─── Passage to read

Garden Picnic and Activities
Book signing with Mario Batali
Cooking Demonstration featuring Mario Batali and Daphne Oz 
Cocktail Reception hosted by Mario Batali
and the Edible Academy Chairmen, supported by Whole Foods Market®
WHERE: The New York Botanical Garden Ruth Rea Howell Family Garden

Wednesday, May 15, 2013

The Horticultural Society of NY Hosts 3rd Annual Urban Ag Conference: Reception, Talks & Urban Farm Visits



Brooklyn Grange Rooftop Farm, Queens, NY © Anastasia Plakias

The road from the farm to the plate meets at the crossroads of The Hort. Starting tonight through Friday's tours of local urban farms, this is THE place to be to learn about our connections to our food.

See you at the Hort!



The Horticultural Society of New York (The Hort) Hossts the Third Annual Urban Agriculture Conference (UAC)

──────
─── Recorded information

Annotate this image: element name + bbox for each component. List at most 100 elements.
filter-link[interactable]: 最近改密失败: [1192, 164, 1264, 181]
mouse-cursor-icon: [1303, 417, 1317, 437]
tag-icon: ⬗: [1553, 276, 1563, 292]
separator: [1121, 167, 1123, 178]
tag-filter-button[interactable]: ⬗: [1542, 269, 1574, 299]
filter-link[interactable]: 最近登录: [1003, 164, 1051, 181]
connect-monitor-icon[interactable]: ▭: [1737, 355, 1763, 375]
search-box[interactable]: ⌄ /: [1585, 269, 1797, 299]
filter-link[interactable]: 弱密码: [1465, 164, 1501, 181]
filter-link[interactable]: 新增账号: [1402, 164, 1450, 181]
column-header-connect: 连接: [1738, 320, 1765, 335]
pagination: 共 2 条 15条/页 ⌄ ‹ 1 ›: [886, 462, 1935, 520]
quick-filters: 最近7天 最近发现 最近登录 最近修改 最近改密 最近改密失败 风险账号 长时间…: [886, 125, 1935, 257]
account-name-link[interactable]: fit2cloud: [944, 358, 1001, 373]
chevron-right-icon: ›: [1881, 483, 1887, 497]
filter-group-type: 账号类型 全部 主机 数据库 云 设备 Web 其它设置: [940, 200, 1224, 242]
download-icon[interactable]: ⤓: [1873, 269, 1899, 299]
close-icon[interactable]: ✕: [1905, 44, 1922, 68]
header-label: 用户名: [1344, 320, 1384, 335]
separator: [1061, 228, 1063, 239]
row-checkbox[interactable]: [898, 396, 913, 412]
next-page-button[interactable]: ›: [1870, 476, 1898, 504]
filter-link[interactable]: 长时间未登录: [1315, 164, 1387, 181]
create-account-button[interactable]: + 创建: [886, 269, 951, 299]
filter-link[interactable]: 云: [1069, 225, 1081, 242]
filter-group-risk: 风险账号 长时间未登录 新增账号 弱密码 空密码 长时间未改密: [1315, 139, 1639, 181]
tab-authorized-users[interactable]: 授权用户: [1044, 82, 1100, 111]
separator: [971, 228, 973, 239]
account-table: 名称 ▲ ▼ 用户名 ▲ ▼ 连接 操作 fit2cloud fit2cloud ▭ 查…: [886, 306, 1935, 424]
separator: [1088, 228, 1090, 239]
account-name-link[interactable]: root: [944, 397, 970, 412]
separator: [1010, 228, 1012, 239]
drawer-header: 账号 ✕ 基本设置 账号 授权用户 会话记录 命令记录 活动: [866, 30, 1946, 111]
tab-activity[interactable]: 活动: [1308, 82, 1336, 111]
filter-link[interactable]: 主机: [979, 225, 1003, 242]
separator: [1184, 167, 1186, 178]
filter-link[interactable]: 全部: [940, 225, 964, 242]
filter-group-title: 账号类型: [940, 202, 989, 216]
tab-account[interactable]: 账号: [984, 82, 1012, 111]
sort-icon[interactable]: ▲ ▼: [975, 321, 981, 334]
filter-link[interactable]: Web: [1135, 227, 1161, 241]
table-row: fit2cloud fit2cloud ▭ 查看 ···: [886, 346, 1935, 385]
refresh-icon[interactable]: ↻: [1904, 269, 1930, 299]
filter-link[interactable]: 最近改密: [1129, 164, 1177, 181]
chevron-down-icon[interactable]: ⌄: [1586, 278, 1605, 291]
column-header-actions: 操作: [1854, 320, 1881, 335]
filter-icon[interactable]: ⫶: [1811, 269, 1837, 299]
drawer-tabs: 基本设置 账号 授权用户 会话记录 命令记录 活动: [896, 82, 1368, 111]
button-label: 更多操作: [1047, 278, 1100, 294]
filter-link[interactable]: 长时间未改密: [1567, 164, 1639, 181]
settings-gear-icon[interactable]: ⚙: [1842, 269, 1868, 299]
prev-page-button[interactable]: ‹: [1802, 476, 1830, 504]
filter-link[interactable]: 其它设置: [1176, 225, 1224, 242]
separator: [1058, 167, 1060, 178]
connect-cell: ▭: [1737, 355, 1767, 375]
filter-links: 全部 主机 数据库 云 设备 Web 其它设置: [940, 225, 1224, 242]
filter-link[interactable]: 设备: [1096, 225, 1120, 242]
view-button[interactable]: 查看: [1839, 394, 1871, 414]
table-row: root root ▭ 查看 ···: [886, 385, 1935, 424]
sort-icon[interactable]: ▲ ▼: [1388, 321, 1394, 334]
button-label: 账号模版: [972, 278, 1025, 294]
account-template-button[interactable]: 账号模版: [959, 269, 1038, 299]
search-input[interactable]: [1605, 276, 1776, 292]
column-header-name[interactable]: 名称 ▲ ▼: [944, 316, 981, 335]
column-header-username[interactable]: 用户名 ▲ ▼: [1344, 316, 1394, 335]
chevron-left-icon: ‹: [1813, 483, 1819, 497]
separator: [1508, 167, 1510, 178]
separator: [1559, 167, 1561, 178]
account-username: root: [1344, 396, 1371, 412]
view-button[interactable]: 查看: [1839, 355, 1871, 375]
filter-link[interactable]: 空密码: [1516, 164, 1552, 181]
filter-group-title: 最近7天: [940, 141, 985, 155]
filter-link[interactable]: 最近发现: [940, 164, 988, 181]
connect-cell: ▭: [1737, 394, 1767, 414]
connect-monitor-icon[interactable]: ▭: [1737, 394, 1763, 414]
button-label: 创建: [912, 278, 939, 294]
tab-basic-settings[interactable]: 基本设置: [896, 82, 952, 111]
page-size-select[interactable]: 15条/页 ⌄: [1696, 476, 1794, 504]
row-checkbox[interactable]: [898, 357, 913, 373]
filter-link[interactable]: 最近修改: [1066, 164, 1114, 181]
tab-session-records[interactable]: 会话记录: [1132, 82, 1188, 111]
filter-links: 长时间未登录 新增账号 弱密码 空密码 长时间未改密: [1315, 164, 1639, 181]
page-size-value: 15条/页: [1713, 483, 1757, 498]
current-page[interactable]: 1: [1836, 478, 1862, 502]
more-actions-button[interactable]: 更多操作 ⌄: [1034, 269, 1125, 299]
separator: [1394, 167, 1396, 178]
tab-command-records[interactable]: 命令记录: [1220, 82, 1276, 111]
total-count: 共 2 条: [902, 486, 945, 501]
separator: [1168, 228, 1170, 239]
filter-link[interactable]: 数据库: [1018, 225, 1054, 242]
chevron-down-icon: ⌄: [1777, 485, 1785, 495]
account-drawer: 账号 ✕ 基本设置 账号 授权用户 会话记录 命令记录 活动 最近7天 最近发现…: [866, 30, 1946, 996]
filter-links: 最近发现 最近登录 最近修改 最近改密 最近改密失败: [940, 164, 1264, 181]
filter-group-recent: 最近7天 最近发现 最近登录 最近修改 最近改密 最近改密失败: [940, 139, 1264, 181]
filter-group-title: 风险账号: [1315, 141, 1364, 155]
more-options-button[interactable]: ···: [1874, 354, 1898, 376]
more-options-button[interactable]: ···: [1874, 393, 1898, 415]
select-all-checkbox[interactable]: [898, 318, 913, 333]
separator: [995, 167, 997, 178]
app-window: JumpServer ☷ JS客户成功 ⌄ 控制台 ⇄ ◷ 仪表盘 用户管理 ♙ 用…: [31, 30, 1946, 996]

──────

▸ **What to do**
1. Answer these questions about the event listing:
(a) Who supports the cocktail reception?
(b) What date does the listing give?
(c) Which rooftop farm appears in the photo credit?
2. Summarize the event listing in two sentences.
3. Return the stretch of the event listing from "Brooklyn Grange Rooftop" through "to our food.", copied word for word.

▸ **Answers per task**
1.
(a) Whole Foods Market®
(b) Wednesday, May 15, 2013
(c) Brooklyn Grange Rooftop Farm, Queens, NY

2. The Horticultural Society of NY is hosting its third annual Urban Ag Conference, with a reception, talks and urban farm visits running from tonight through Friday's tours of local urban farms. The listing also names a garden picnic, a book signing with Mario Batali, a cooking demonstration featuring Mario Batali and Daphne Oz, and a cocktail reception at The New York Botanical Garden Ruth Rea Howell Family Garden.

3.
Brooklyn Grange Rooftop Farm, Queens, NY © Anastasia Plakias

The road from the farm to the plate meets at the crossroads of The Hort. Starting tonight through Friday's tours of local urban farms, this is THE place to be to learn about our connections to our food.